Vlucht 1
Ik ben
niet tuk op vliegen. Als het kan, verplaats ik me liever te voet of met een
trein. Ik krijg het op mijn zenuwen van het gedoe vóór en na een vlucht. Wat
niet wil zeggen dat ik het vliegen zelf geweldig vind. Ik ken de verhalen van
mensen die niets liever willen dan een paar vleugels. In hun dromen glijden ze
als een arend door de lucht*. Dat verlangen
is me totaal vreemd.
Als ik naar een
vogel kijk, stel ik me nooit vragen bij zijn vliegkunsten. Wie ooit een slagpen
van dichtbij heeft gezien, kan zich voorstellen dat de combinatie van veren en
wind ervoor zorgt dat een vogel los van de grond kan komen. Toon me de vleugels
en de motoren van een Boeing en ik word geen spatje lichtheid gewaar. Hoe is
het mogelijk dat zo’n log ding in de lucht raakt, laat staan daar blijft
hangen? Ben ik de enige die verwacht (hoopt?) dat net voor het opstijgen het
hele circus wordt afgeblazen? Waarop de piloot door de intercom zegt: ‘Het was maar een
grapje. Dacht u werkelijk dat we naar boven gingen?’
* Mensen die vliegen in een droom willen vrij zijn van
moeilijkheden, zegt Carl Jung. Volgens Sigmund Freud gaat de vliegdroom over
een onderdrukt verlangen naar seks.

* _Gegeven items_:

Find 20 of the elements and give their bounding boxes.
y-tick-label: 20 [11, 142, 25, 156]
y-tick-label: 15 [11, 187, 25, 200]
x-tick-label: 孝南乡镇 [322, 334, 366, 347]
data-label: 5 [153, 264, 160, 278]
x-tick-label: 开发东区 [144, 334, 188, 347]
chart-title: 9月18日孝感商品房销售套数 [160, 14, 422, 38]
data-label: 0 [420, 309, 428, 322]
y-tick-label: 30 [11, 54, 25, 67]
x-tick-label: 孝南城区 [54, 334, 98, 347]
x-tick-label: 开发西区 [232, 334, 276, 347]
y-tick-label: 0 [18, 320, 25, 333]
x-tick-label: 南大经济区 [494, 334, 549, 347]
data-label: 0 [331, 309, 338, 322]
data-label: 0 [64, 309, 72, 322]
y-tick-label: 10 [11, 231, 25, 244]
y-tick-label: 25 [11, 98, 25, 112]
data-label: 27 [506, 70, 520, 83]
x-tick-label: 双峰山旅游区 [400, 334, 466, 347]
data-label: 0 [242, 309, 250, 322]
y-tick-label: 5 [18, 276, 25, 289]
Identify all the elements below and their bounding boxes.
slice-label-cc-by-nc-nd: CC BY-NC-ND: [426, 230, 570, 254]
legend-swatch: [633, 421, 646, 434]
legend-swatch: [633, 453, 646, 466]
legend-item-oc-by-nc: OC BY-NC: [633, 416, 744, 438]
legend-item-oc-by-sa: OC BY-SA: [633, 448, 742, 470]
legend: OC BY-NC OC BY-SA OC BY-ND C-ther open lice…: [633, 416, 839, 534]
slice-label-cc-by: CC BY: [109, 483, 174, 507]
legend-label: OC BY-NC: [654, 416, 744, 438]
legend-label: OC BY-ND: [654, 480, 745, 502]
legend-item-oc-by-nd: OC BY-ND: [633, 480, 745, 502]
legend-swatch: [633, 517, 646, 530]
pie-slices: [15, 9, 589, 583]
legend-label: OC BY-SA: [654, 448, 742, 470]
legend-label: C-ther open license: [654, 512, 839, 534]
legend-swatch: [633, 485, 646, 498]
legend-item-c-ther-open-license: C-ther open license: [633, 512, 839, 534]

* _Opdrachten_:
1. Beantwoord deze vragen over het fragment over vliegen:
(a) Hoe verplaatst de ik-persoon zich liever dan met het vliegtuig?
(b) Van welk vliegtuig noemt de ik-persoon de vleugels en de motoren?
(c) Waarover gaat de vliegdroom volgens Sigmund Freud?
2. Zet alle regels uit de items om in een genummerde lijst en laat lege regels weg.
Het fragment en de items hebben niets met elkaar te maken.

* _Antwoorden_:
1.
(a) Te voet of met een trein.
(b) Van een Boeing.
(c) Over een onderdrukt verlangen naar seks.

2.
1. Find 20 of the elements and give their bounding boxes.
2. y-tick-label: 20 [11, 142, 25, 156]
3. y-tick-label: 15 [11, 187, 25, 200]
4. x-tick-label: 孝南乡镇 [322, 334, 366, 347]
5. data-label: 5 [153, 264, 160, 278]
6. x-tick-label: 开发东区 [144, 334, 188, 347]
7. chart-title: 9月18日孝感商品房销售套数 [160, 14, 422, 38]
8. data-label: 0 [420, 309, 428, 322]
9. y-tick-label: 30 [11, 54, 25, 67]
10. x-tick-label: 孝南城区 [54, 334, 98, 347]
11. x-tick-label: 开发西区 [232, 334, 276, 347]
12. y-tick-label: 0 [18, 320, 25, 333]
13. x-tick-label: 南大经济区 [494, 334, 549, 347]
14. data-label: 0 [331, 309, 338, 322]
15. data-label: 0 [64, 309, 72, 322]
16. y-tick-label: 10 [11, 231, 25, 244]
17. y-tick-label: 25 [11, 98, 25, 112]
18. data-label: 27 [506, 70, 520, 83]
19. x-tick-label: 双峰山旅游区 [400, 334, 466, 347]
20. data-label: 0 [242, 309, 250, 322]
21. y-tick-label: 5 [18, 276, 25, 289]
22. Identify all the elements below and their bounding boxes.
23. slice-label-cc-by-nc-nd: CC BY-NC-ND: [426, 230, 570, 254]
24. legend-swatch: [633, 421, 646, 434]
25. legend-swatch: [633, 453, 646, 466]
26. legend-item-oc-by-nc: OC BY-NC: [633, 416, 744, 438]
27. legend-item-oc-by-sa: OC BY-SA: [633, 448, 742, 470]
28. legend: OC BY-NC OC BY-SA OC BY-ND C-ther open lice…: [633, 416, 839, 534]
29. slice-label-cc-by: CC BY: [109, 483, 174, 507]
30. legend-label: OC BY-NC: [654, 416, 744, 438]
31. legend-label: OC BY-ND: [654, 480, 745, 502]
32. legend-item-oc-by-nd: OC BY-ND: [633, 480, 745, 502]
33. legend-swatch: [633, 517, 646, 530]
34. pie-slices: [15, 9, 589, 583]
35. legend-label: OC BY-SA: [654, 448, 742, 470]
36. legend-label: C-ther open license: [654, 512, 839, 534]
37. legend-swatch: [633, 485, 646, 498]
38. legend-item-c-ther-open-license: C-ther open license: [633, 512, 839, 534]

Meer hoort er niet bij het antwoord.